Requirement: Every line with the string "ресурсов" should be gathered.
## begin
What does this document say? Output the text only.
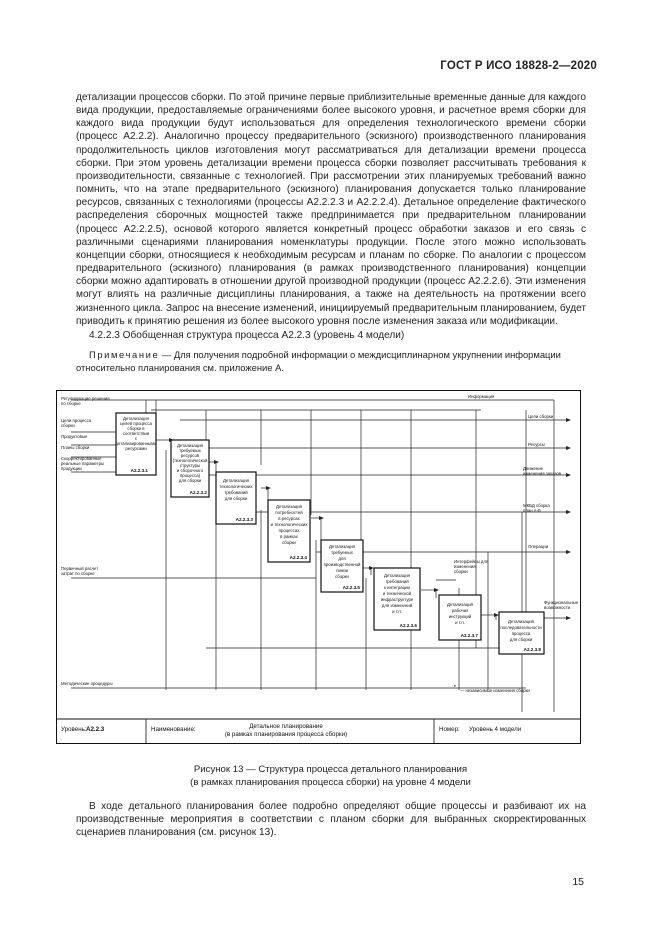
ГОСТ Р ИСО 18828-2—2020

детализации процессов сборки. По этой причине первые приблизительные временные данные для каждого вида продукции, предоставляемые ограничениями более высокого уровня, и расчетное время сборки для каждого вида продукции будут использоваться для определения технологического времени сборки (процесс А2.2.2). Аналогично процессу предварительного (эскизного) производственного планирования продолжительность циклов изготовления могут рассматриваться для детализации времени процесса сборки. При этом уровень детализации времени процесса сборки позволяет рассчитывать требования к производительности, связанные с технологией. При рассмотрении этих планируемых требований важно помнить, что на этапе предварительного (эскизного) планирования допускается только планирование ресурсов, связанных с технологиями (процессы А2.2.2.3 и А2.2.2.4). Детальное определение фактического распределения сборочных мощностей также предпринимается при предварительном планировании (процесс А2.2.2.5), основой которого является конкретный процесс обработки заказов и его связь с различными сценариями планирования номенклатуры продукции. После этого можно использовать концепции сборки, относящиеся к необходимым ресурсам и планам по сборке. По аналогии с процессом предварительного (эскизного) планирования (в рамках производственного планирования) концепции сборки можно адаптировать в отношении другой производной продукции (процесс А2.2.2.6). Эти изменения могут влиять на различные дисциплины планирования, а также на деятельность на протяжении всего жизненного цикла. Запрос на внесение изменений, инициируемый предварительным планированием, будет приводить к принятию решения из более высокого уровня после изменения заказа или модификации.

4.2.2.3 Обобщенная структура процесса А2.2.3 (уровень 4 модели)

Примечание — Для получения подробной информации о междисциплинарном укрупнении информации

относительно планирования см. приложение А.

Детализация
целей процесса
сборки в
соответствии
с
детализированными
ресурсами
A2.2.3.1
Детализация
требуемых
ресурсов
(технологической
структуры
и сборочного
процесса)
для сборки
A2.2.3.2
Детализация
технологических
требований
для сборки
A2.2.3.3
Детализация
потребностей
в ресурсах
и технологических
процессах
в рамках
сборки
A2.2.3.4
Детализация
требуемых
для
производственной
линии
сборки
A2.2.3.5
Детализация
требований
к интеграции
и технической
инфраструктуре
для изменений
и т.п.
A2.2.3.6
Детализация
рабочих
инструкций
и т.п.
A2.2.3.7
Детализация
последовательности
процесса
для сборки
A2.2.3.8
Регулирующие решения
по сборке
Цели процесса
сборки
Продуктовые
Планы сборки
Скорректированные
реальные параметры
продукции
Первичный расчет
затрат по сборке
Методические процедуры
Информация
Цели сборки
Ресурсы
Движение
изменения заказов
МКБД сборка
план А-Б
Операции
Интерфейсы для
изменения
сборки
Функциональные
возможности
*
— независимые изменения сборки
Уровень: A2.2.3	Наименование:	Детальное планирование
(в рамках планирования процесса сборки)
Номер: Уровень 4 модели
Рисунок 13 — Структура процесса детального планирования
(в рамках планирования процесса сборки) на уровне 4 модели

В ходе детального планирования более подробно определяют общие процессы и разбивают их на производственные мероприятия в соответствии с планом сборки для выбранных скорректированных сценариев планирования (см. рисунок 13).

15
## end
Result:
детализации процессов сборки. По этой причине первые приблизительные временные данные для каждого вида продукции, предоставляемые ограничениями более высокого уровня, и расчетное время сборки для каждого вида продукции будут использоваться для определения технологического времени сборки (процесс А2.2.2). Аналогично процессу предварительного (эскизного) производственного планирования продолжительность циклов изготовления могут рассматриваться для детализации времени процесса сборки. При этом уровень детализации времени процесса сборки позволяет рассчитывать требования к производительности, связанные с технологией. При рассмотрении этих планируемых требований важно помнить, что на этапе предварительного (эскизного) планирования допускается только планирование ресурсов, связанных с технологиями (процессы А2.2.2.3 и А2.2.2.4). Детальное определение фактического распределения сборочных мощностей также предпринимается при предварительном планировании (процесс А2.2.2.5), основой которого является конкретный процесс обработки заказов и его связь с различными сценариями планирования номенклатуры продукции. После этого можно использовать концепции сборки, относящиеся к необходимым ресурсам и планам по сборке. По аналогии с процессом предварительного (эскизного) планирования (в рамках производственного планирования) концепции сборки можно адаптировать в отношении другой производной продукции (процесс А2.2.2.6). Эти изменения могут влиять на различные дисциплины планирования, а также на деятельность на протяжении всего жизненного цикла. Запрос на внесение изменений, инициируемый предварительным планированием, будет приводить к принятию решения из более высокого уровня после изменения заказа или модификации.
ресурсов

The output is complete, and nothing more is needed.